[PROBLEM DETAILS] Can you transcribe the data exactly? Leave the pictures out.

[Start INFORMATION SUPPLIED]

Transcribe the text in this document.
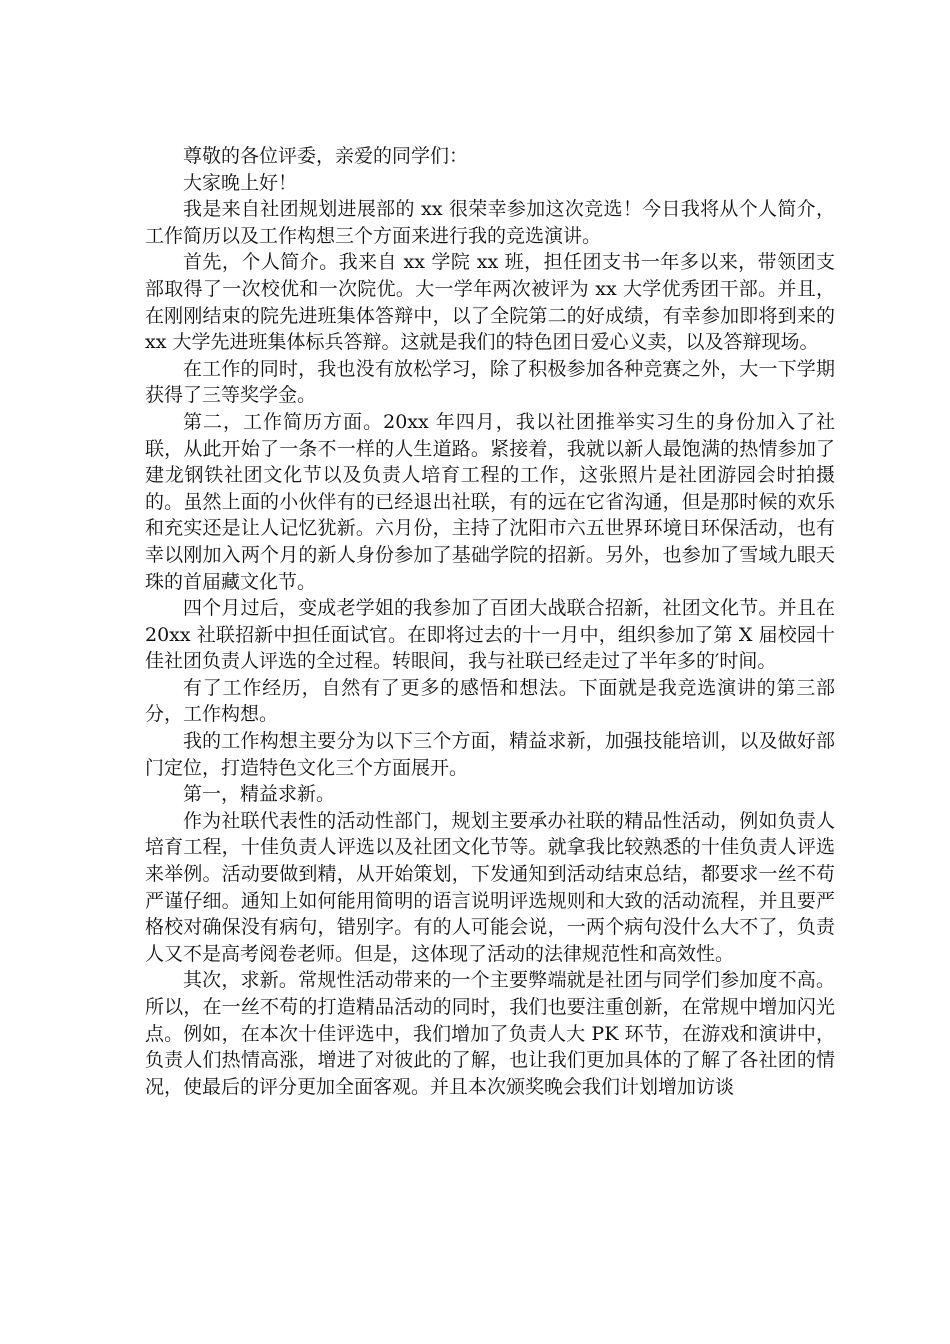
尊敬的各位评委，亲爱的同学们：

大家晚上好！

我是来自社团规划进展部的 xx 很荣幸参加这次竞选！今日我将从个人简介，工作简历以及工作构想三个方面来进行我的竞选演讲。

首先，个人简介。我来自 xx 学院 xx 班，担任团支书一年多以来，带领团支部取得了一次校优和一次院优。大一学年两次被评为 xx 大学优秀团干部。并且，在刚刚结束的院先进班集体答辩中，以了全院第二的好成绩，有幸参加即将到来的 xx 大学先进班集体标兵答辩。这就是我们的特色团日爱心义卖，以及答辩现场。

在工作的同时，我也没有放松学习，除了积极参加各种竞赛之外，大一下学期获得了三等奖学金。

第二，工作简历方面。20xx 年四月，我以社团推举实习生的身份加入了社联，从此开始了一条不一样的人生道路。紧接着，我就以新人最饱满的热情参加了建龙钢铁社团文化节以及负责人培育工程的工作，这张照片是社团游园会时拍摄的。虽然上面的小伙伴有的已经退出社联，有的远在它省沟通，但是那时候的欢乐和充实还是让人记忆犹新。六月份，主持了沈阳市六五世界环境日环保活动，也有幸以刚加入两个月的新人身份参加了基础学院的招新。另外，也参加了雪域九眼天珠的首届藏文化节。

四个月过后，变成老学姐的我参加了百团大战联合招新，社团文化节。并且在 20xx 社联招新中担任面试官。在即将过去的十一月中，组织参加了第 X 届校园十佳社团负责人评选的全过程。转眼间，我与社联已经走过了半年多的′时间。

有了工作经历，自然有了更多的感悟和想法。下面就是我竞选演讲的第三部分，工作构想。

我的工作构想主要分为以下三个方面，精益求新，加强技能培训，以及做好部门定位，打造特色文化三个方面展开。

第一，精益求新。

作为社联代表性的活动性部门，规划主要承办社联的精品性活动，例如负责人培育工程，十佳负责人评选以及社团文化节等。就拿我比较熟悉的十佳负责人评选来举例。活动要做到精，从开始策划，下发通知到活动结束总结，都要求一丝不苟严谨仔细。通知上如何能用简明的语言说明评选规则和大致的活动流程，并且要严格校对确保没有病句，错别字。有的人可能会说，一两个病句没什么大不了，负责人又不是高考阅卷老师。但是，这体现了活动的法律规范性和高效性。

其次，求新。常规性活动带来的一个主要弊端就是社团与同学们参加度不高。所以，在一丝不苟的打造精品活动的同时，我们也要注重创新，在常规中增加闪光点。例如，在本次十佳评选中，我们增加了负责人大 PK 环节，在游戏和演讲中，负责人们热情高涨，增进了对彼此的了解，也让我们更加具体的了解了各社团的情况，使最后的评分更加全面客观。并且本次颁奖晚会我们计划增加访谈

[End INFORMATION SUPPLIED]

[ANSWER TO THE EXERCISE]
Transcribe the text in this document.
尊敬的各位评委，亲爱的同学们：

大家晚上好！

我是来自社团规划进展部的 xx 很荣幸参加这次竞选！今日我将从个人简介，工作简历以及工作构想三个方面来进行我的竞选演讲。

首先，个人简介。我来自 xx 学院 xx 班，担任团支书一年多以来，带领团支部取得了一次校优和一次院优。大一学年两次被评为 xx 大学优秀团干部。并且，在刚刚结束的院先进班集体答辩中，以了全院第二的好成绩，有幸参加即将到来的 xx 大学先进班集体标兵答辩。这就是我们的特色团日爱心义卖，以及答辩现场。

在工作的同时，我也没有放松学习，除了积极参加各种竞赛之外，大一下学期获得了三等奖学金。

第二，工作简历方面。20xx 年四月，我以社团推举实习生的身份加入了社联，从此开始了一条不一样的人生道路。紧接着，我就以新人最饱满的热情参加了建龙钢铁社团文化节以及负责人培育工程的工作，这张照片是社团游园会时拍摄的。虽然上面的小伙伴有的已经退出社联，有的远在它省沟通，但是那时候的欢乐和充实还是让人记忆犹新。六月份，主持了沈阳市六五世界环境日环保活动，也有幸以刚加入两个月的新人身份参加了基础学院的招新。另外，也参加了雪域九眼天珠的首届藏文化节。

四个月过后，变成老学姐的我参加了百团大战联合招新，社团文化节。并且在 20xx 社联招新中担任面试官。在即将过去的十一月中，组织参加了第 X 届校园十佳社团负责人评选的全过程。转眼间，我与社联已经走过了半年多的′时间。

有了工作经历，自然有了更多的感悟和想法。下面就是我竞选演讲的第三部分，工作构想。

我的工作构想主要分为以下三个方面，精益求新，加强技能培训，以及做好部门定位，打造特色文化三个方面展开。

第一，精益求新。

作为社联代表性的活动性部门，规划主要承办社联的精品性活动，例如负责人培育工程，十佳负责人评选以及社团文化节等。就拿我比较熟悉的十佳负责人评选来举例。活动要做到精，从开始策划，下发通知到活动结束总结，都要求一丝不苟严谨仔细。通知上如何能用简明的语言说明评选规则和大致的活动流程，并且要严格校对确保没有病句，错别字。有的人可能会说，一两个病句没什么大不了，负责人又不是高考阅卷老师。但是，这体现了活动的法律规范性和高效性。

其次，求新。常规性活动带来的一个主要弊端就是社团与同学们参加度不高。所以，在一丝不苟的打造精品活动的同时，我们也要注重创新，在常规中增加闪光点。例如，在本次十佳评选中，我们增加了负责人大 PK 环节，在游戏和演讲中，负责人们热情高涨，增进了对彼此的了解，也让我们更加具体的了解了各社团的情况，使最后的评分更加全面客观。并且本次颁奖晚会我们计划增加访谈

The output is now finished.